■ **Given request**
Go through the lines below and copy each one that holds the string "учёт".

(Saved data entries)
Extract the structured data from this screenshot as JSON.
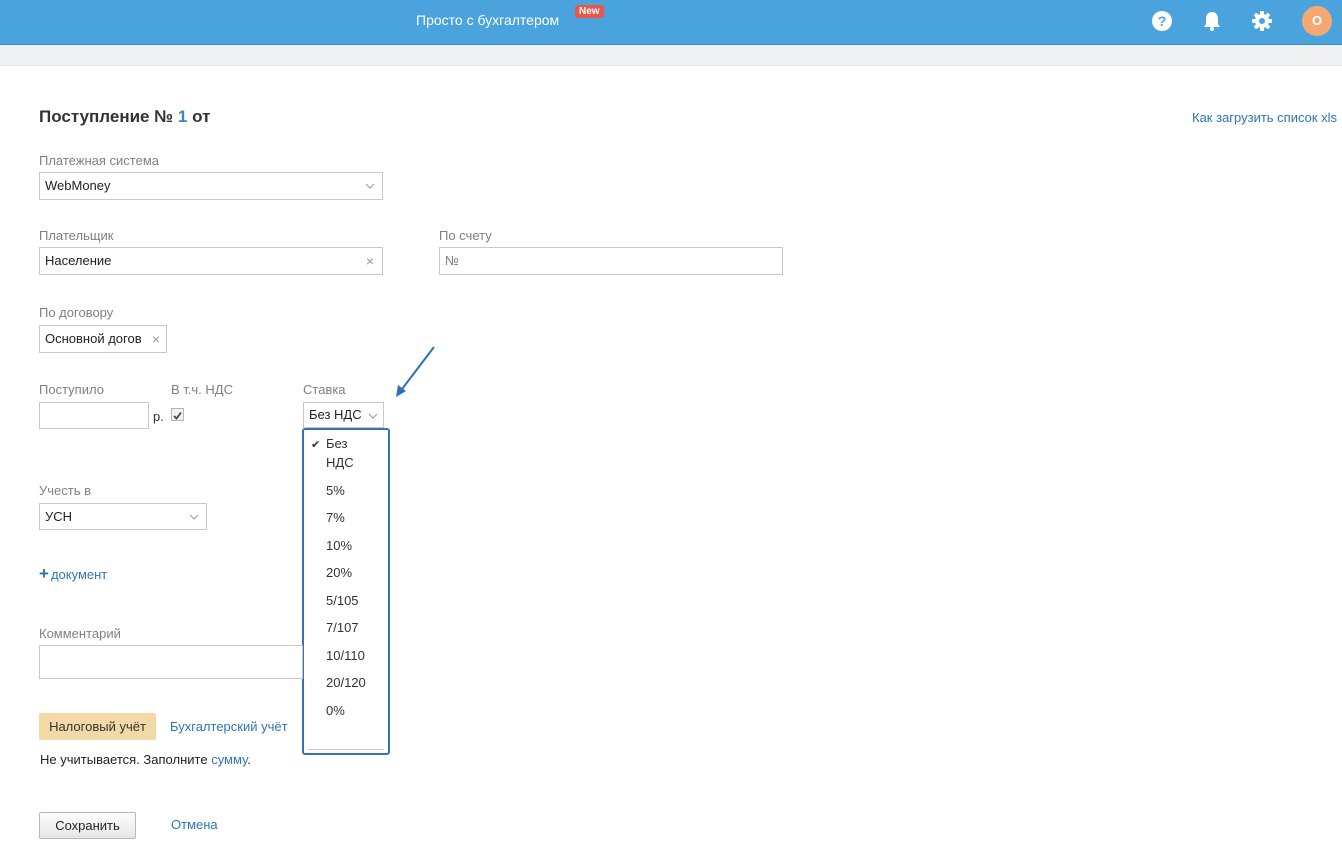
{
  "header": {
    "brand": "Просто с бухгалтером",
    "badge": "New",
    "avatar_letter": "О",
    "icons": [
      "help-icon",
      "bell-icon",
      "gear-icon"
    ],
    "accent_color": "#4aa3dc"
  },
  "page": {
    "title_prefix": "Поступление №",
    "title_number": "1",
    "title_suffix": "от",
    "xls_link": "Как загрузить список xls"
  },
  "form": {
    "payment_system": {
      "label": "Платежная система",
      "value": "WebMoney"
    },
    "payer": {
      "label": "Плательщик",
      "value": "Население"
    },
    "invoice": {
      "label": "По счету",
      "placeholder": "№"
    },
    "contract": {
      "label": "По договору",
      "value": "Основной догов"
    },
    "received": {
      "label": "Поступило",
      "value": "",
      "currency": "р."
    },
    "vat_included": {
      "label": "В т.ч. НДС",
      "checked": true
    },
    "rate": {
      "label": "Ставка",
      "value": "Без НДС",
      "options": [
        "Без НДС",
        "5%",
        "7%",
        "10%",
        "20%",
        "5/105",
        "7/107",
        "10/110",
        "20/120",
        "0%"
      ],
      "selected": "Без НДС"
    },
    "account_in": {
      "label": "Учесть в",
      "value": "УСН"
    },
    "add_document": "документ",
    "comment": {
      "label": "Комментарий",
      "value": ""
    }
  },
  "tabs": {
    "tax": "Налоговый учёт",
    "accounting": "Бухгалтерский учёт"
  },
  "note": {
    "text": "Не учитывается. Заполните",
    "link": "сумму",
    "end": "."
  },
  "actions": {
    "save": "Сохранить",
    "cancel": "Отмена"
  }
}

■ **Response**
    "tax": "Налоговый учёт",
    "accounting": "Бухгалтерский учёт"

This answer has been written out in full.